# Required work
Print the entries below word for word; the pictures stay out of your copy.

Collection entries
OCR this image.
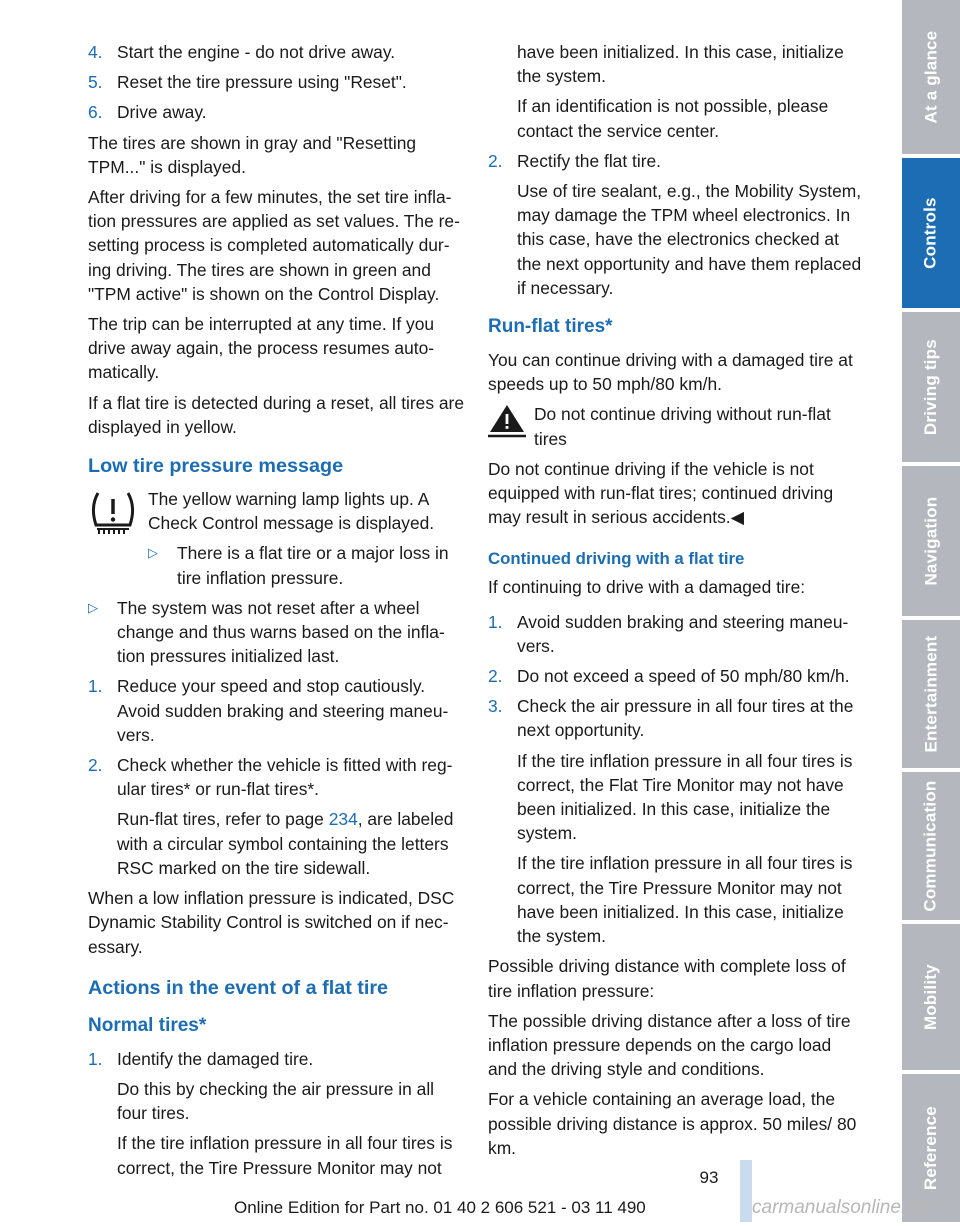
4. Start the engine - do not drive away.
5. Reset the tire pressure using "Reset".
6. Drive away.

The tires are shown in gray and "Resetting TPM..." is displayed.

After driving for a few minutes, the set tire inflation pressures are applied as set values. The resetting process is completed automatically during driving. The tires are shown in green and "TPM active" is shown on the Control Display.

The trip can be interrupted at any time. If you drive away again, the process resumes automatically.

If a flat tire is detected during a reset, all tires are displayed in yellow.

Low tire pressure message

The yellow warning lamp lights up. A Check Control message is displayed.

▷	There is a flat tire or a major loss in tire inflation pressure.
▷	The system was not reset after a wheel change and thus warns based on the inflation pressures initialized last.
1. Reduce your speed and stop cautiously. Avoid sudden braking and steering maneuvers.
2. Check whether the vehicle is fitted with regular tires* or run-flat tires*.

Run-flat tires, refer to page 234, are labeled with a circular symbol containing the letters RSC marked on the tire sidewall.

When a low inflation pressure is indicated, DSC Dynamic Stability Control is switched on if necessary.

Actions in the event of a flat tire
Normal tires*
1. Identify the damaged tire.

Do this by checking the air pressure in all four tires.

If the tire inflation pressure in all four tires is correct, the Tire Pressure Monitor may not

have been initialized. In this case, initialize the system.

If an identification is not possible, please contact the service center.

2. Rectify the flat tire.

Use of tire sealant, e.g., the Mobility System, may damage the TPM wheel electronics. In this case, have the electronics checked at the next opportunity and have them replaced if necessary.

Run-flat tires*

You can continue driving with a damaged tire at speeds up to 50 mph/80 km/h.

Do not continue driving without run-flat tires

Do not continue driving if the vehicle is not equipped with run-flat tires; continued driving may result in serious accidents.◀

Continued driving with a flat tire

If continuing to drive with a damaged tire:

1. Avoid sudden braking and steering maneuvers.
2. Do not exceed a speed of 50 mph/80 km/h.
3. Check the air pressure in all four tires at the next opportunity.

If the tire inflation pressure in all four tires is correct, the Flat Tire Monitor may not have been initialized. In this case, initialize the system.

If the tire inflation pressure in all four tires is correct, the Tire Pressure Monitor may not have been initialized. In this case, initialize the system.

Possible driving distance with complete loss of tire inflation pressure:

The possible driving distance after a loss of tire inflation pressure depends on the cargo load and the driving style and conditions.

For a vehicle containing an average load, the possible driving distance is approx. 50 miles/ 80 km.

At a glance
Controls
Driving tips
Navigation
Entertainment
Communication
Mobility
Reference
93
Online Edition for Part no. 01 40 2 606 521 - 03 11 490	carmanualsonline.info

# Full answer
OCR this image.
4. Start the engine - do not drive away.
5. Reset the tire pressure using "Reset".
6. Drive away.

The tires are shown in gray and "Resetting TPM..." is displayed.

After driving for a few minutes, the set tire inflation pressures are applied as set values. The resetting process is completed automatically during driving. The tires are shown in green and "TPM active" is shown on the Control Display.

The trip can be interrupted at any time. If you drive away again, the process resumes automatically.

If a flat tire is detected during a reset, all tires are displayed in yellow.

Low tire pressure message

The yellow warning lamp lights up. A Check Control message is displayed.

▷	There is a flat tire or a major loss in tire inflation pressure.
▷	The system was not reset after a wheel change and thus warns based on the inflation pressures initialized last.
1. Reduce your speed and stop cautiously. Avoid sudden braking and steering maneuvers.
2. Check whether the vehicle is fitted with regular tires* or run-flat tires*.

Run-flat tires, refer to page 234, are labeled with a circular symbol containing the letters RSC marked on the tire sidewall.

When a low inflation pressure is indicated, DSC Dynamic Stability Control is switched on if necessary.

Actions in the event of a flat tire
Normal tires*
1. Identify the damaged tire.

Do this by checking the air pressure in all four tires.

If the tire inflation pressure in all four tires is correct, the Tire Pressure Monitor may not

have been initialized. In this case, initialize the system.

If an identification is not possible, please contact the service center.

2. Rectify the flat tire.

Use of tire sealant, e.g., the Mobility System, may damage the TPM wheel electronics. In this case, have the electronics checked at the next opportunity and have them replaced if necessary.

Run-flat tires*

You can continue driving with a damaged tire at speeds up to 50 mph/80 km/h.

Do not continue driving without run-flat tires

Do not continue driving if the vehicle is not equipped with run-flat tires; continued driving may result in serious accidents.◀

Continued driving with a flat tire

If continuing to drive with a damaged tire:

1. Avoid sudden braking and steering maneuvers.
2. Do not exceed a speed of 50 mph/80 km/h.
3. Check the air pressure in all four tires at the next opportunity.

If the tire inflation pressure in all four tires is correct, the Flat Tire Monitor may not have been initialized. In this case, initialize the system.

If the tire inflation pressure in all four tires is correct, the Tire Pressure Monitor may not have been initialized. In this case, initialize the system.

Possible driving distance with complete loss of tire inflation pressure:

The possible driving distance after a loss of tire inflation pressure depends on the cargo load and the driving style and conditions.

For a vehicle containing an average load, the possible driving distance is approx. 50 miles/ 80 km.

At a glance
Controls
Driving tips
Navigation
Entertainment
Communication
Mobility
Reference
93
Online Edition for Part no. 01 40 2 606 521 - 03 11 490	carmanualsonline.info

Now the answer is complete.